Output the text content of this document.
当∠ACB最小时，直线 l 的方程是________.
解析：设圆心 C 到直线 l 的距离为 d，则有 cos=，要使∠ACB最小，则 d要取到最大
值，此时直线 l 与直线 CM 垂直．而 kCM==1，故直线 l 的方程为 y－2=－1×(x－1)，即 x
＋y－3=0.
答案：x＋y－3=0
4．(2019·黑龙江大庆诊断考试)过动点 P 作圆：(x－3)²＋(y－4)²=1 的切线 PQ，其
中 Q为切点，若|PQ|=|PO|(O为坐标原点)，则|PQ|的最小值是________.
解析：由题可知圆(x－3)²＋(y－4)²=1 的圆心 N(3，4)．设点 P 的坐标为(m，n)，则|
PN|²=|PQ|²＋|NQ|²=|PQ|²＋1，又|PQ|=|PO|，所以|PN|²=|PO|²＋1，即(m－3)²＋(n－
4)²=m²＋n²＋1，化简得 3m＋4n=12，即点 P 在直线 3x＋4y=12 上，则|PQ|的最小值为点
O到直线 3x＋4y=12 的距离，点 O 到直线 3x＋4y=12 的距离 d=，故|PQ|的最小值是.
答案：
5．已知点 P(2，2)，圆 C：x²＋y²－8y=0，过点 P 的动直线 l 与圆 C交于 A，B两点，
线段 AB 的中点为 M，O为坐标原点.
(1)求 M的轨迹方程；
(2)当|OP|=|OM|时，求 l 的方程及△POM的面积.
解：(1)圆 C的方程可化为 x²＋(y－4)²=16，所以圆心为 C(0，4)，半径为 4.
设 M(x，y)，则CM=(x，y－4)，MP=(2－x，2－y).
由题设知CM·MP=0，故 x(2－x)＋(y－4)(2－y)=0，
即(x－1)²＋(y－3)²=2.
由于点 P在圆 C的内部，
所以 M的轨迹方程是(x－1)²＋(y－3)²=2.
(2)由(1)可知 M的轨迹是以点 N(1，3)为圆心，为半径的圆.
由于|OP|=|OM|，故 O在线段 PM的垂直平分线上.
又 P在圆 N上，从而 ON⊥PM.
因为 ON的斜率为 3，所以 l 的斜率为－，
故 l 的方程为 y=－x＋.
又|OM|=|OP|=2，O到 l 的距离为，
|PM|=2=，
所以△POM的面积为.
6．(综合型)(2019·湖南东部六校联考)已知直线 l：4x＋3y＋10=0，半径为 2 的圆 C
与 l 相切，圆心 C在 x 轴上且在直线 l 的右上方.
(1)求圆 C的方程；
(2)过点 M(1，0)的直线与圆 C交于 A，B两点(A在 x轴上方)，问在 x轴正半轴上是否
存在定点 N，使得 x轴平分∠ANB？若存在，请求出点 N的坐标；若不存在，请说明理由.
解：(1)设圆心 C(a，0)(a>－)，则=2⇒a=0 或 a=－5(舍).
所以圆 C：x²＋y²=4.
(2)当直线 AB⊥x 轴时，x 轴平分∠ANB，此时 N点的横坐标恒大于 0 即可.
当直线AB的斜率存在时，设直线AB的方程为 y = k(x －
* * *
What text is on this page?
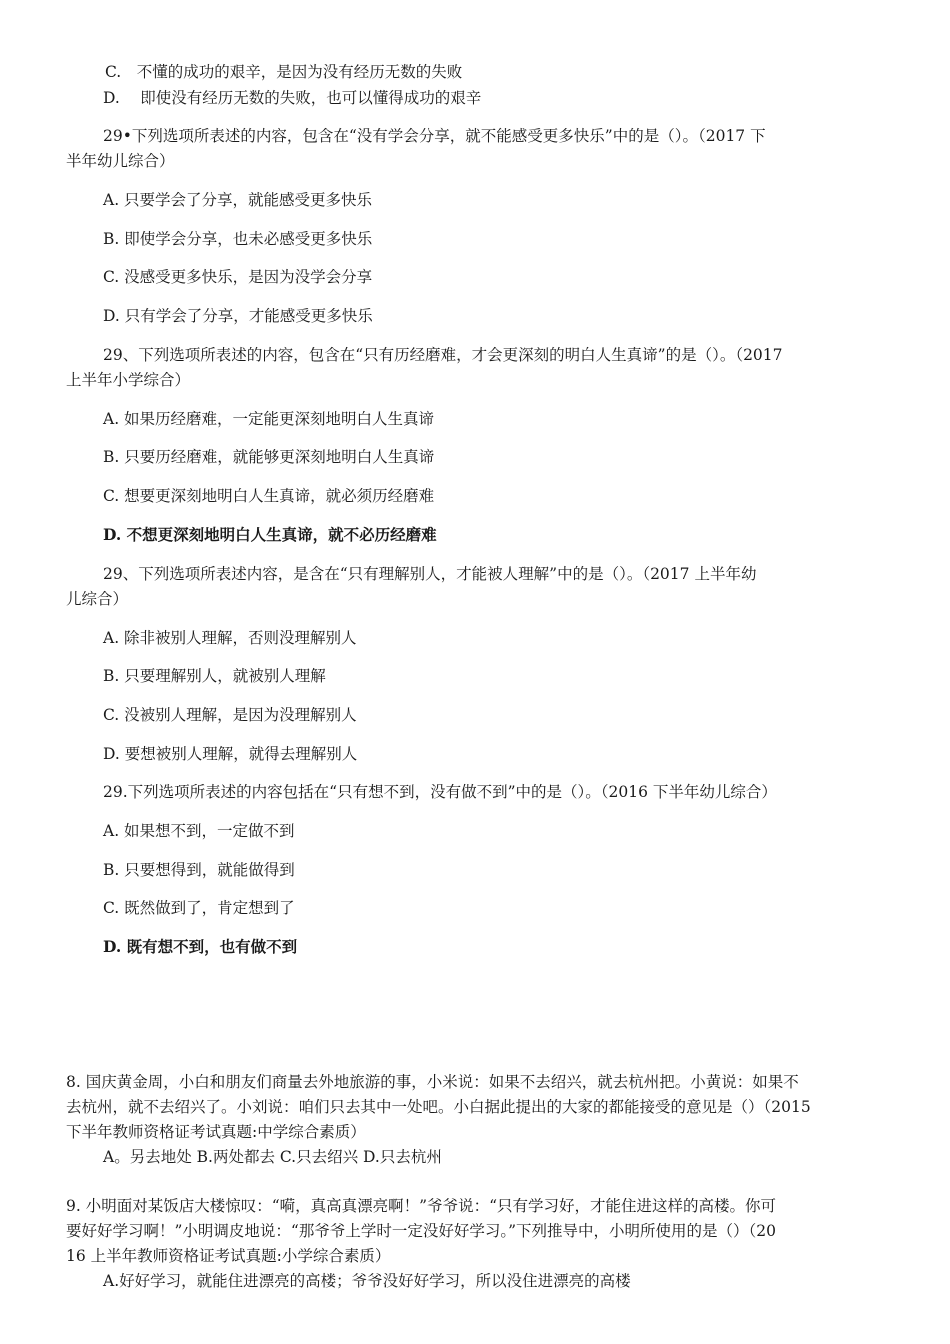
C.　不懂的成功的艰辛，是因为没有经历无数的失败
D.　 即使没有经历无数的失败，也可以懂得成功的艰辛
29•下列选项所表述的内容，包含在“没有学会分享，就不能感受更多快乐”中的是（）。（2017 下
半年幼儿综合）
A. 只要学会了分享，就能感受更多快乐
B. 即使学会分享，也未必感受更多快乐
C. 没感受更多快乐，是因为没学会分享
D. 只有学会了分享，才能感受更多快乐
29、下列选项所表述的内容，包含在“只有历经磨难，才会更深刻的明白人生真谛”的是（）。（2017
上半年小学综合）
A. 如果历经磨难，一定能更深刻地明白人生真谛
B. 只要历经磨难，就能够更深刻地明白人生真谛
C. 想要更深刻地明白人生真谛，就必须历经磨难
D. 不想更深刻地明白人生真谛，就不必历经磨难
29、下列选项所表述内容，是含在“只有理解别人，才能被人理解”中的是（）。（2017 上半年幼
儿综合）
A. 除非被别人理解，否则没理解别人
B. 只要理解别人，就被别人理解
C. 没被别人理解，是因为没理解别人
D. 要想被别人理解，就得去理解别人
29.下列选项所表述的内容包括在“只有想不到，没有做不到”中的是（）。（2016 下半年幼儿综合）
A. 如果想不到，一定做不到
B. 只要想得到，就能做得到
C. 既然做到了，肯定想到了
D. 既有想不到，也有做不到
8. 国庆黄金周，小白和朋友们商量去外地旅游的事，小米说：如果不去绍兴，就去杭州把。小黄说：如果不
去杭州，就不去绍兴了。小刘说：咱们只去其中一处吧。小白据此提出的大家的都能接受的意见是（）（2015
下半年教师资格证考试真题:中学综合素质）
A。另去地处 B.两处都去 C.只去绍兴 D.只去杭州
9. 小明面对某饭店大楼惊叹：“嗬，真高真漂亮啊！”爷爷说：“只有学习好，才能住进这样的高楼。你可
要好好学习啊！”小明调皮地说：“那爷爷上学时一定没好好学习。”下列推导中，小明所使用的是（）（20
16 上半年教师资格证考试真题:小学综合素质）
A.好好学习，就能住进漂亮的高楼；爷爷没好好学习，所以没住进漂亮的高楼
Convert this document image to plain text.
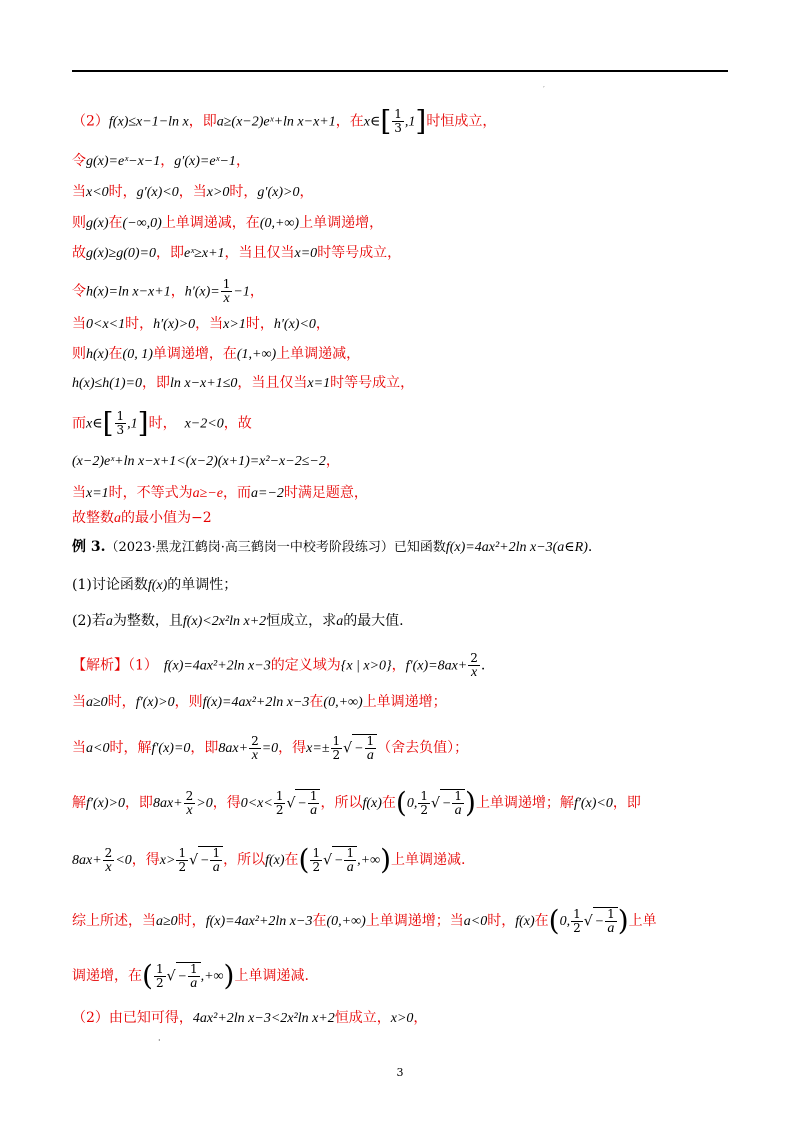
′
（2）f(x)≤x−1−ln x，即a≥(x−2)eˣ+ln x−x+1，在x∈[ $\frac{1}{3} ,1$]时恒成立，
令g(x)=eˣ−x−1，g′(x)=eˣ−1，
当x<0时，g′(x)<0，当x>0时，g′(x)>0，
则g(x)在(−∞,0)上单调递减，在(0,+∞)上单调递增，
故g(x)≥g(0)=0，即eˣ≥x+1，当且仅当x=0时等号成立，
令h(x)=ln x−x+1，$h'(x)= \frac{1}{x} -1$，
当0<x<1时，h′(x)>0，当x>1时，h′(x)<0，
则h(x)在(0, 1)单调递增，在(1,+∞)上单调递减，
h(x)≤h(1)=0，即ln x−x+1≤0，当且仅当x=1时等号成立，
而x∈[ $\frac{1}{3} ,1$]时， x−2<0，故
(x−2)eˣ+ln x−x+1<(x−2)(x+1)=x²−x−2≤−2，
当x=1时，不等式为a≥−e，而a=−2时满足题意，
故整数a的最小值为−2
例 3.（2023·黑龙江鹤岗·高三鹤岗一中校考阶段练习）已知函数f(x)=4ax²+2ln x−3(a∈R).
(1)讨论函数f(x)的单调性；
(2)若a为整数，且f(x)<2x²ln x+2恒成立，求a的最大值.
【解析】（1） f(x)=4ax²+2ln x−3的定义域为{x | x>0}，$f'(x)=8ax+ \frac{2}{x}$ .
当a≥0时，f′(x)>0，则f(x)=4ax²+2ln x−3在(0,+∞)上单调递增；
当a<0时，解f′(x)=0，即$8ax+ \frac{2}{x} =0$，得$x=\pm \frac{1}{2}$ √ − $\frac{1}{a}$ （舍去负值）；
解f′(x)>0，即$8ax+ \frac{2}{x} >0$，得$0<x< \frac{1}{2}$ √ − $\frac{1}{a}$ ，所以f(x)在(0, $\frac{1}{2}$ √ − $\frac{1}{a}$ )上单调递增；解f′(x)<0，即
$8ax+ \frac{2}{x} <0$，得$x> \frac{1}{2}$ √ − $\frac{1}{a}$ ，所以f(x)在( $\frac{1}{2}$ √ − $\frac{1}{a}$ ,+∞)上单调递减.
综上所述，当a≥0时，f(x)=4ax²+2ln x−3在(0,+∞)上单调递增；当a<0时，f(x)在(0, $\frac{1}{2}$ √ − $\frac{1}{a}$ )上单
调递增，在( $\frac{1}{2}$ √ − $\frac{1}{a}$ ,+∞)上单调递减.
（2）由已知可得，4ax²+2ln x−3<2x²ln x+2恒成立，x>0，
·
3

▶ **GIVEN EXERCISE**
Your task is to report how many lines of the material include the string "this". Give the number and no other words.

▶ **REPLY**
3